• [What you will do]:
Repeat the full listing, word for word.

>>>

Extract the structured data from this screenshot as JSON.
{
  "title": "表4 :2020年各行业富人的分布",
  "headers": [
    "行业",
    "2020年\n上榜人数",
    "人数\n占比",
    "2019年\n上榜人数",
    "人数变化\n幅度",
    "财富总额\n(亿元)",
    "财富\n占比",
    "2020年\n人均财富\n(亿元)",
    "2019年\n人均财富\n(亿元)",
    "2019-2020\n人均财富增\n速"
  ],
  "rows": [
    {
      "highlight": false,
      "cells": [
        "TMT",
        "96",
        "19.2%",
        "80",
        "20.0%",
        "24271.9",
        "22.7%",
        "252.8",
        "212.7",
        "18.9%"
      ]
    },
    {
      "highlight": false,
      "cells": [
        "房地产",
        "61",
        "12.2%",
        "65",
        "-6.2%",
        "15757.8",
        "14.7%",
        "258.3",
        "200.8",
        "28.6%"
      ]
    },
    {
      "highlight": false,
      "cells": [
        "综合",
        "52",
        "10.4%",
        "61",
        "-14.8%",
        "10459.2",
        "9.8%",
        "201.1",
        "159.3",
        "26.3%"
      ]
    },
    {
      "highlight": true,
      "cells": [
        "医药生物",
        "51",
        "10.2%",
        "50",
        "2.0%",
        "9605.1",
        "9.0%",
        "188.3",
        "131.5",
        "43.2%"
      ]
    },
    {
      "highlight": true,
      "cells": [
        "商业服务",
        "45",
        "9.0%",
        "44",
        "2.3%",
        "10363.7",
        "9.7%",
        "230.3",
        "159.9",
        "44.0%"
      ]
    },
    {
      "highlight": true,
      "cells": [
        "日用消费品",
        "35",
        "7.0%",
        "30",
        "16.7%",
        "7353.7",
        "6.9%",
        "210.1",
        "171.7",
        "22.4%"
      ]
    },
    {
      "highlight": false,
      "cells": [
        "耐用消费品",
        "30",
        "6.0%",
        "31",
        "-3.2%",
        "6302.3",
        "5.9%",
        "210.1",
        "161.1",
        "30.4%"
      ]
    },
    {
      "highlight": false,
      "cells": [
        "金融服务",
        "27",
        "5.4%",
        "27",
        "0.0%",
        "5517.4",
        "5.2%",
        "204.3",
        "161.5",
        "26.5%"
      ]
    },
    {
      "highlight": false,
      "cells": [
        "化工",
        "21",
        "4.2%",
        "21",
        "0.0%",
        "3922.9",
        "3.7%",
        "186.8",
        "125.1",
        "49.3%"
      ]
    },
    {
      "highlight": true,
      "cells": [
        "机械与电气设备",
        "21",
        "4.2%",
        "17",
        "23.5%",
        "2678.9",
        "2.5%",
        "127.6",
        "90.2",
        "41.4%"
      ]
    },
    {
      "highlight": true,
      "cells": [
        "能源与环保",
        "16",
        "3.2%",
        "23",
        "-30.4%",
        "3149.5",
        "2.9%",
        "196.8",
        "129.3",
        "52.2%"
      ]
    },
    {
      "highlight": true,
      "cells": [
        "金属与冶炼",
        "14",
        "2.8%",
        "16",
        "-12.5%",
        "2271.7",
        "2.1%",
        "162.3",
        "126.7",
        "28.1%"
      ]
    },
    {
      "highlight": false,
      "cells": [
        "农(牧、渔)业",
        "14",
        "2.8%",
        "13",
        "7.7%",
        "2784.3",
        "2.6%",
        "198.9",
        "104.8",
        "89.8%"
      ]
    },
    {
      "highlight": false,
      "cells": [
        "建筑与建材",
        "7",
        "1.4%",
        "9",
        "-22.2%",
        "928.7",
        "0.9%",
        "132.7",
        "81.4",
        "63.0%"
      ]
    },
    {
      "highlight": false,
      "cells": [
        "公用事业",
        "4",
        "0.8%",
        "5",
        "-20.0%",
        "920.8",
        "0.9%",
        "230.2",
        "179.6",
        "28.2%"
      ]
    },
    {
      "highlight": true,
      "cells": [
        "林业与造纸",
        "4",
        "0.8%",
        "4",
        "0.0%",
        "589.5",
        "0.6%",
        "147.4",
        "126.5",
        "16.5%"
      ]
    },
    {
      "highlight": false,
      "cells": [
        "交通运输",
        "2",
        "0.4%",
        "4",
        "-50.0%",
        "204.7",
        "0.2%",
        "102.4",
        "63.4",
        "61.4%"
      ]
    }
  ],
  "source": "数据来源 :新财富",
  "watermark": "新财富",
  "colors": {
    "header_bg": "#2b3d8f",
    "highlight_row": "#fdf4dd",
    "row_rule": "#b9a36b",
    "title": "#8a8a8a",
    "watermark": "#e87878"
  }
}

<<<

• [Result]:
Extract the structured data from this screenshot as JSON.
{
  "title": "表4 :2020年各行业富人的分布",
  "headers": [
    "行业",
    "2020年\n上榜人数",
    "人数\n占比",
    "2019年\n上榜人数",
    "人数变化\n幅度",
    "财富总额\n(亿元)",
    "财富\n占比",
    "2020年\n人均财富\n(亿元)",
    "2019年\n人均财富\n(亿元)",
    "2019-2020\n人均财富增\n速"
  ],
  "rows": [
    {
      "highlight": false,
      "cells": [
        "TMT",
        "96",
        "19.2%",
        "80",
        "20.0%",
        "24271.9",
        "22.7%",
        "252.8",
        "212.7",
        "18.9%"
      ]
    },
    {
      "highlight": false,
      "cells": [
        "房地产",
        "61",
        "12.2%",
        "65",
        "-6.2%",
        "15757.8",
        "14.7%",
        "258.3",
        "200.8",
        "28.6%"
      ]
    },
    {
      "highlight": false,
      "cells": [
        "综合",
        "52",
        "10.4%",
        "61",
        "-14.8%",
        "10459.2",
        "9.8%",
        "201.1",
        "159.3",
        "26.3%"
      ]
    },
    {
      "highlight": true,
      "cells": [
        "医药生物",
        "51",
        "10.2%",
        "50",
        "2.0%",
        "9605.1",
        "9.0%",
        "188.3",
        "131.5",
        "43.2%"
      ]
    },
    {
      "highlight": true,
      "cells": [
        "商业服务",
        "45",
        "9.0%",
        "44",
        "2.3%",
        "10363.7",
        "9.7%",
        "230.3",
        "159.9",
        "44.0%"
      ]
    },
    {
      "highlight": true,
      "cells": [
        "日用消费品",
        "35",
        "7.0%",
        "30",
        "16.7%",
        "7353.7",
        "6.9%",
        "210.1",
        "171.7",
        "22.4%"
      ]
    },
    {
      "highlight": false,
      "cells": [
        "耐用消费品",
        "30",
        "6.0%",
        "31",
        "-3.2%",
        "6302.3",
        "5.9%",
        "210.1",
        "161.1",
        "30.4%"
      ]
    },
    {
      "highlight": false,
      "cells": [
        "金融服务",
        "27",
        "5.4%",
        "27",
        "0.0%",
        "5517.4",
        "5.2%",
        "204.3",
        "161.5",
        "26.5%"
      ]
    },
    {
      "highlight": false,
      "cells": [
        "化工",
        "21",
        "4.2%",
        "21",
        "0.0%",
        "3922.9",
        "3.7%",
        "186.8",
        "125.1",
        "49.3%"
      ]
    },
    {
      "highlight": true,
      "cells": [
        "机械与电气设备",
        "21",
        "4.2%",
        "17",
        "23.5%",
        "2678.9",
        "2.5%",
        "127.6",
        "90.2",
        "41.4%"
      ]
    },
    {
      "highlight": true,
      "cells": [
        "能源与环保",
        "16",
        "3.2%",
        "23",
        "-30.4%",
        "3149.5",
        "2.9%",
        "196.8",
        "129.3",
        "52.2%"
      ]
    },
    {
      "highlight": true,
      "cells": [
        "金属与冶炼",
        "14",
        "2.8%",
        "16",
        "-12.5%",
        "2271.7",
        "2.1%",
        "162.3",
        "126.7",
        "28.1%"
      ]
    },
    {
      "highlight": false,
      "cells": [
        "农(牧、渔)业",
        "14",
        "2.8%",
        "13",
        "7.7%",
        "2784.3",
        "2.6%",
        "198.9",
        "104.8",
        "89.8%"
      ]
    },
    {
      "highlight": false,
      "cells": [
        "建筑与建材",
        "7",
        "1.4%",
        "9",
        "-22.2%",
        "928.7",
        "0.9%",
        "132.7",
        "81.4",
        "63.0%"
      ]
    },
    {
      "highlight": false,
      "cells": [
        "公用事业",
        "4",
        "0.8%",
        "5",
        "-20.0%",
        "920.8",
        "0.9%",
        "230.2",
        "179.6",
        "28.2%"
      ]
    },
    {
      "highlight": true,
      "cells": [
        "林业与造纸",
        "4",
        "0.8%",
        "4",
        "0.0%",
        "589.5",
        "0.6%",
        "147.4",
        "126.5",
        "16.5%"
      ]
    },
    {
      "highlight": false,
      "cells": [
        "交通运输",
        "2",
        "0.4%",
        "4",
        "-50.0%",
        "204.7",
        "0.2%",
        "102.4",
        "63.4",
        "61.4%"
      ]
    }
  ],
  "source": "数据来源 :新财富",
  "watermark": "新财富",
  "colors": {
    "header_bg": "#2b3d8f",
    "highlight_row": "#fdf4dd",
    "row_rule": "#b9a36b",
    "title": "#8a8a8a",
    "watermark": "#e87878"
  }
}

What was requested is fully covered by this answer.